> [Directive]:
Exclude the pictures and retype the entries as written.

━━━━━━━━

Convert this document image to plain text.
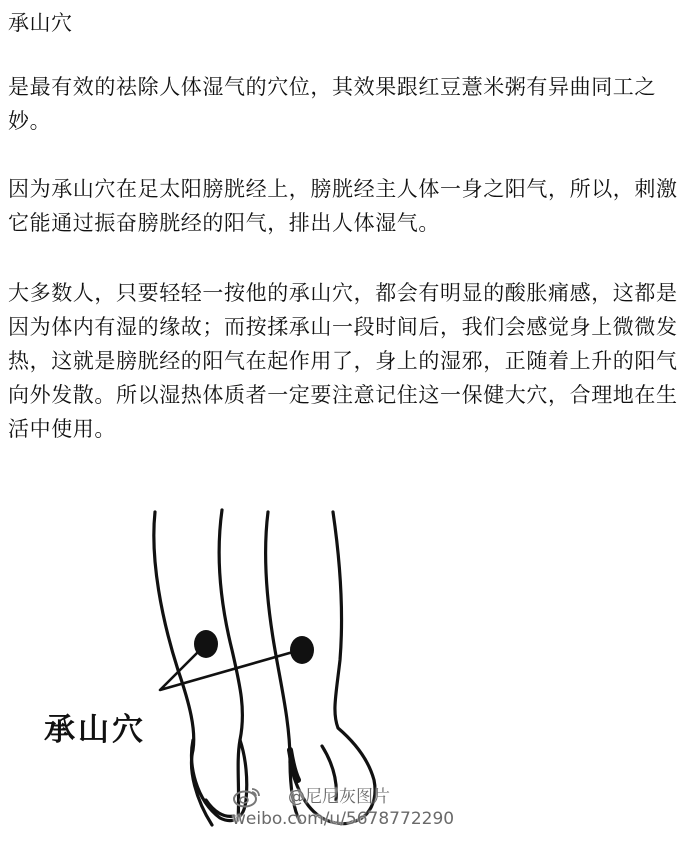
承山穴

是最有效的祛除人体湿气的穴位，其效果跟红豆薏米粥有异曲同工之妙。

因为承山穴在足太阳膀胱经上，膀胱经主人体一身之阳气，所以，刺激它能通过振奋膀胱经的阳气，排出人体湿气。

大多数人，只要轻轻一按他的承山穴，都会有明显的酸胀痛感，这都是因为体内有湿的缘故；而按揉承山一段时间后，我们会感觉身上微微发热，这就是膀胱经的阳气在起作用了，身上的湿邪，正随着上升的阳气向外发散。所以湿热体质者一定要注意记住这一保健大穴，合理地在生活中使用。

承山穴
@尼尼灰图片
weibo.com/u/5678772290
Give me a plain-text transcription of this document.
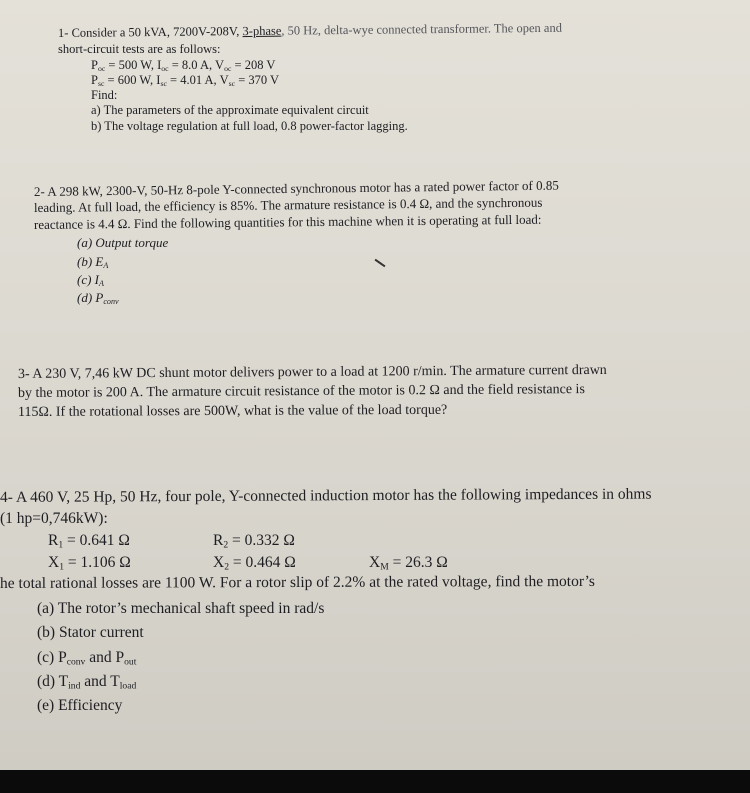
1- Consider a 50 kVA, 7200V-208V, 3-phase, 50 Hz, delta-wye connected transformer. The open and
short-circuit tests are as follows:
$P_{oc} = 500$ W, $I_{oc} = 8.0$ A, $V_{oc} = 208$ V
$P_{sc} = 600$ W, $I_{sc} = 4.01$ A, $V_{sc} = 370$ V
Find:
a) The parameters of the approximate equivalent circuit
b) The voltage regulation at full load, 0.8 power-factor lagging.
2- A 298 kW, 2300-V, 50-Hz 8-pole Y-connected synchronous motor has a rated power factor of 0.85
leading. At full load, the efficiency is 85%. The armature resistance is 0.4 Ω, and the synchronous
reactance is 4.4 Ω. Find the following quantities for this machine when it is operating at full load:
(a) Output torque
(b) $E_A$
(c) $I_A$
(d) $P_{conv}$
3- A 230 V, 7,46 kW DC shunt motor delivers power to a load at 1200 r/min. The armature current drawn
by the motor is 200 A. The armature circuit resistance of the motor is 0.2 Ω and the field resistance is
115Ω. If the rotational losses are 500W, what is the value of the load torque?
4- A 460 V, 25 Hp, 50 Hz, four pole, Y-connected induction motor has the following impedances in ohms
(1 hp=0,746kW):
$R_1 = 0.641$ Ω	$R_2 = 0.332$ Ω
$X_1 = 1.106$ Ω	$X_2 = 0.464$ Ω	$X_M = 26.3$ Ω
he total rational losses are 1100 W. For a rotor slip of 2.2% at the rated voltage, find the motor’s
(a) The rotor’s mechanical shaft speed in rad/s
(b) Stator current
(c) $P_{conv}$ and $P_{out}$
(d) $T_{ind}$ and $T_{load}$
(e) Efficiency
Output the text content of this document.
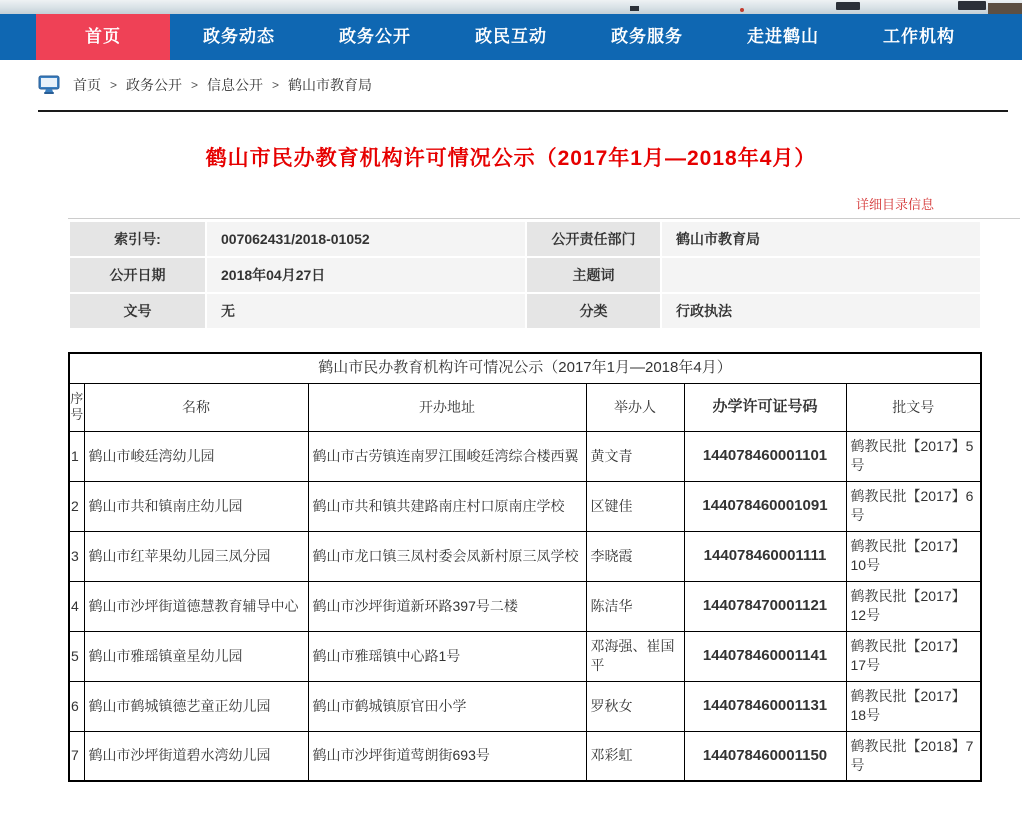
首页	政务动态	政务公开	政民互动	政务服务	走进鹤山	工作机构
首页 > 政务公开 > 信息公开 > 鹤山市教育局
鹤山市民办教育机构许可情况公示（2017年1月—2018年4月）
详细目录信息
索引号:	007062431/2018-01052	公开责任部门	鹤山市教育局
公开日期	2018年04月27日	主题词	
文号	无	分类	行政执法
鹤山市民办教育机构许可情况公示（2017年1月—2018年4月）					
序号	名称	开办地址	举办人	办学许可证号码	批文号
1	鹤山市峻廷湾幼儿园	鹤山市古劳镇连南罗江围峻廷湾综合楼西翼	黄文青	144078460001101	鹤教民批【2017】5号
2	鹤山市共和镇南庄幼儿园	鹤山市共和镇共建路南庄村口原南庄学校	区键佳	144078460001091	鹤教民批【2017】6号
3	鹤山市红苹果幼儿园三凤分园	鹤山市龙口镇三凤村委会凤新村原三凤学校	李晓霞	144078460001111	鹤教民批【2017】10号
4	鹤山市沙坪街道德慧教育辅导中心	鹤山市沙坪街道新环路397号二楼	陈洁华	144078470001121	鹤教民批【2017】12号
5	鹤山市雅瑶镇童星幼儿园	鹤山市雅瑶镇中心路1号	邓海强、崔国平	144078460001141	鹤教民批【2017】17号
6	鹤山市鹤城镇德艺童正幼儿园	鹤山市鹤城镇原官田小学	罗秋女	144078460001131	鹤教民批【2017】18号
7	鹤山市沙坪街道碧水湾幼儿园	鹤山市沙坪街道莺朗街693号	邓彩虹	144078460001150	鹤教民批【2018】7号
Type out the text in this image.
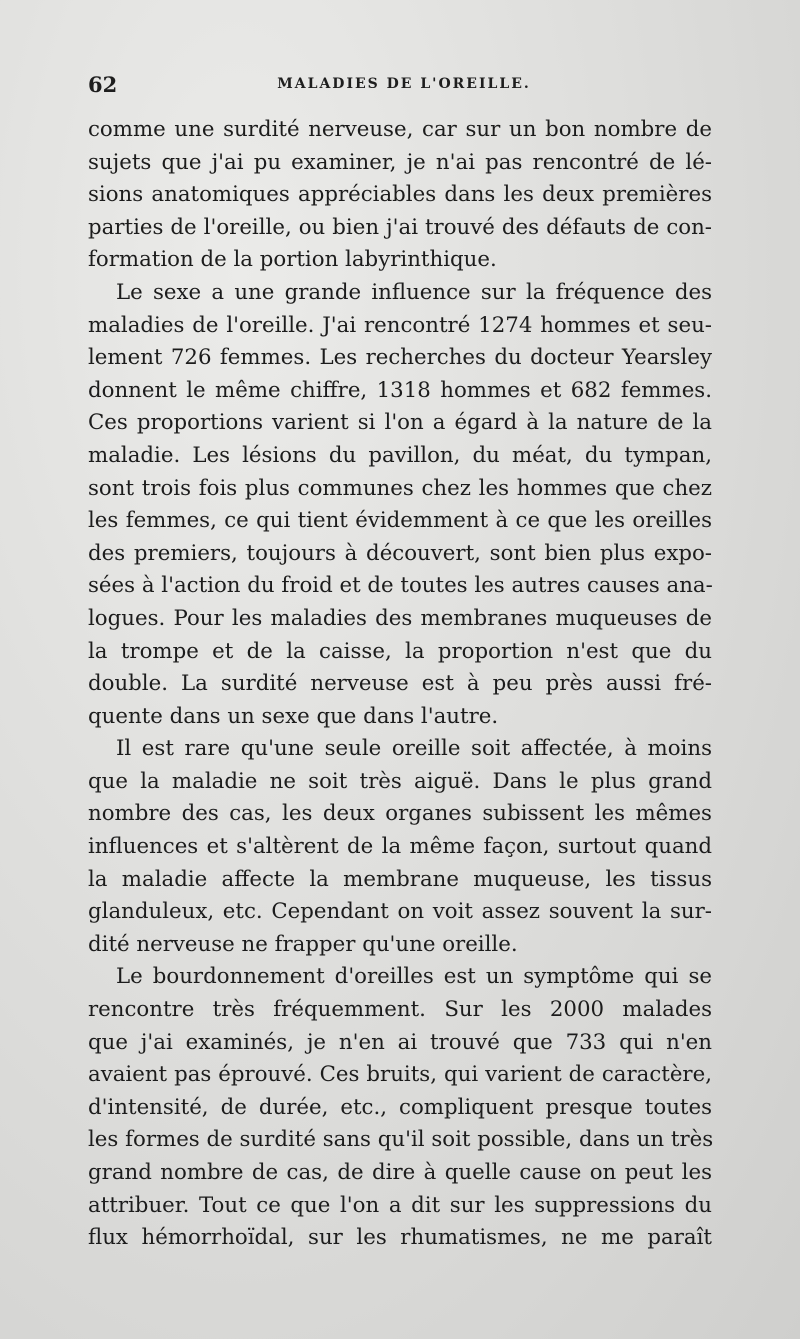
62	MALADIES DE L'OREILLE.
comme une surdité nerveuse, car sur un bon nombre de
sujets que j'ai pu examiner, je n'ai pas rencontré de lé-
sions anatomiques appréciables dans les deux premières
parties de l'oreille, ou bien j'ai trouvé des défauts de con-
formation de la portion labyrinthique.
Le sexe a une grande influence sur la fréquence des
maladies de l'oreille. J'ai rencontré 1274 hommes et seu-
lement 726 femmes. Les recherches du docteur Yearsley
donnent le même chiffre, 1318 hommes et 682 femmes.
Ces proportions varient si l'on a égard à la nature de la
maladie. Les lésions du pavillon, du méat, du tympan,
sont trois fois plus communes chez les hommes que chez
les femmes, ce qui tient évidemment à ce que les oreilles
des premiers, toujours à découvert, sont bien plus expo-
sées à l'action du froid et de toutes les autres causes ana-
logues. Pour les maladies des membranes muqueuses de
la trompe et de la caisse, la proportion n'est que du
double. La surdité nerveuse est à peu près aussi fré-
quente dans un sexe que dans l'autre.
Il est rare qu'une seule oreille soit affectée, à moins
que la maladie ne soit très aiguë. Dans le plus grand
nombre des cas, les deux organes subissent les mêmes
influences et s'altèrent de la même façon, surtout quand
la maladie affecte la membrane muqueuse, les tissus
glanduleux, etc. Cependant on voit assez souvent la sur-
dité nerveuse ne frapper qu'une oreille.
Le bourdonnement d'oreilles est un symptôme qui se
rencontre très fréquemment. Sur les 2000 malades
que j'ai examinés, je n'en ai trouvé que 733 qui n'en
avaient pas éprouvé. Ces bruits, qui varient de caractère,
d'intensité, de durée, etc., compliquent presque toutes
les formes de surdité sans qu'il soit possible, dans un très
grand nombre de cas, de dire à quelle cause on peut les
attribuer. Tout ce que l'on a dit sur les suppressions du
flux hémorrhoïdal, sur les rhumatismes, ne me paraît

━━━━━━━━

> [Finished task]:
Convert this document image to plain text.
承山穴

是最有效的祛除人体湿气的穴位，其效果跟红豆薏米粥有异曲同工之妙。

因为承山穴在足太阳膀胱经上，膀胱经主人体一身之阳气，所以，刺激它能通过振奋膀胱经的阳气，排出人体湿气。

大多数人，只要轻轻一按他的承山穴，都会有明显的酸胀痛感，这都是因为体内有湿的缘故；而按揉承山一段时间后，我们会感觉身上微微发热，这就是膀胱经的阳气在起作用了，身上的湿邪，正随着上升的阳气向外发散。所以湿热体质者一定要注意记住这一保健大穴，合理地在生活中使用。

承山穴
@尼尼灰图片
weibo.com/u/5678772290
Give me a plain-text transcription of this document.
1- Consider a 50 kVA, 7200V-208V, 3-phase, 50 Hz, delta-wye connected transformer. The open and
short-circuit tests are as follows:
$P_{oc} = 500$ W, $I_{oc} = 8.0$ A, $V_{oc} = 208$ V
$P_{sc} = 600$ W, $I_{sc} = 4.01$ A, $V_{sc} = 370$ V
Find:
a) The parameters of the approximate equivalent circuit
b) The voltage regulation at full load, 0.8 power-factor lagging.
2- A 298 kW, 2300-V, 50-Hz 8-pole Y-connected synchronous motor has a rated power factor of 0.85
leading. At full load, the efficiency is 85%. The armature resistance is 0.4 Ω, and the synchronous
reactance is 4.4 Ω. Find the following quantities for this machine when it is operating at full load:
(a) Output torque
(b) $E_A$
(c) $I_A$
(d) $P_{conv}$
3- A 230 V, 7,46 kW DC shunt motor delivers power to a load at 1200 r/min. The armature current drawn
by the motor is 200 A. The armature circuit resistance of the motor is 0.2 Ω and the field resistance is
115Ω. If the rotational losses are 500W, what is the value of the load torque?
4- A 460 V, 25 Hp, 50 Hz, four pole, Y-connected induction motor has the following impedances in ohms
(1 hp=0,746kW):
$R_1 = 0.641$ Ω	$R_2 = 0.332$ Ω
$X_1 = 1.106$ Ω	$X_2 = 0.464$ Ω	$X_M = 26.3$ Ω
he total rational losses are 1100 W. For a rotor slip of 2.2% at the rated voltage, find the motor’s
(a) The rotor’s mechanical shaft speed in rad/s
(b) Stator current
(c) $P_{conv}$ and $P_{out}$
(d) $T_{ind}$ and $T_{load}$
(e) Efficiency
Output the text content of this document.
首页	政务动态	政务公开	政民互动	政务服务	走进鹤山	工作机构
首页 > 政务公开 > 信息公开 > 鹤山市教育局
鹤山市民办教育机构许可情况公示（2017年1月—2018年4月）
详细目录信息
索引号:	007062431/2018-01052	公开责任部门	鹤山市教育局
公开日期	2018年04月27日	主题词	
文号	无	分类	行政执法
鹤山市民办教育机构许可情况公示（2017年1月—2018年4月）					
序号	名称	开办地址	举办人	办学许可证号码	批文号
1	鹤山市峻廷湾幼儿园	鹤山市古劳镇连南罗江围峻廷湾综合楼西翼	黄文青	144078460001101	鹤教民批【2017】5号
2	鹤山市共和镇南庄幼儿园	鹤山市共和镇共建路南庄村口原南庄学校	区键佳	144078460001091	鹤教民批【2017】6号
3	鹤山市红苹果幼儿园三凤分园	鹤山市龙口镇三凤村委会凤新村原三凤学校	李晓霞	144078460001111	鹤教民批【2017】10号
4	鹤山市沙坪街道德慧教育辅导中心	鹤山市沙坪街道新环路397号二楼	陈洁华	144078470001121	鹤教民批【2017】12号
5	鹤山市雅瑶镇童星幼儿园	鹤山市雅瑶镇中心路1号	邓海强、崔国平	144078460001141	鹤教民批【2017】17号
6	鹤山市鹤城镇德艺童正幼儿园	鹤山市鹤城镇原官田小学	罗秋女	144078460001131	鹤教民批【2017】18号
7	鹤山市沙坪街道碧水湾幼儿园	鹤山市沙坪街道莺朗街693号	邓彩虹	144078460001150	鹤教民批【2018】7号
Type out the text in this image.
62	MALADIES DE L'OREILLE.
comme une surdité nerveuse, car sur un bon nombre de
sujets que j'ai pu examiner, je n'ai pas rencontré de lé-
sions anatomiques appréciables dans les deux premières
parties de l'oreille, ou bien j'ai trouvé des défauts de con-
formation de la portion labyrinthique.
Le sexe a une grande influence sur la fréquence des
maladies de l'oreille. J'ai rencontré 1274 hommes et seu-
lement 726 femmes. Les recherches du docteur Yearsley
donnent le même chiffre, 1318 hommes et 682 femmes.
Ces proportions varient si l'on a égard à la nature de la
maladie. Les lésions du pavillon, du méat, du tympan,
sont trois fois plus communes chez les hommes que chez
les femmes, ce qui tient évidemment à ce que les oreilles
des premiers, toujours à découvert, sont bien plus expo-
sées à l'action du froid et de toutes les autres causes ana-
logues. Pour les maladies des membranes muqueuses de
la trompe et de la caisse, la proportion n'est que du
double. La surdité nerveuse est à peu près aussi fré-
quente dans un sexe que dans l'autre.
Il est rare qu'une seule oreille soit affectée, à moins
que la maladie ne soit très aiguë. Dans le plus grand
nombre des cas, les deux organes subissent les mêmes
influences et s'altèrent de la même façon, surtout quand
la maladie affecte la membrane muqueuse, les tissus
glanduleux, etc. Cependant on voit assez souvent la sur-
dité nerveuse ne frapper qu'une oreille.
Le bourdonnement d'oreilles est un symptôme qui se
rencontre très fréquemment. Sur les 2000 malades
que j'ai examinés, je n'en ai trouvé que 733 qui n'en
avaient pas éprouvé. Ces bruits, qui varient de caractère,
d'intensité, de durée, etc., compliquent presque toutes
les formes de surdité sans qu'il soit possible, dans un très
grand nombre de cas, de dire à quelle cause on peut les
attribuer. Tout ce que l'on a dit sur les suppressions du
flux hémorrhoïdal, sur les rhumatismes, ne me paraît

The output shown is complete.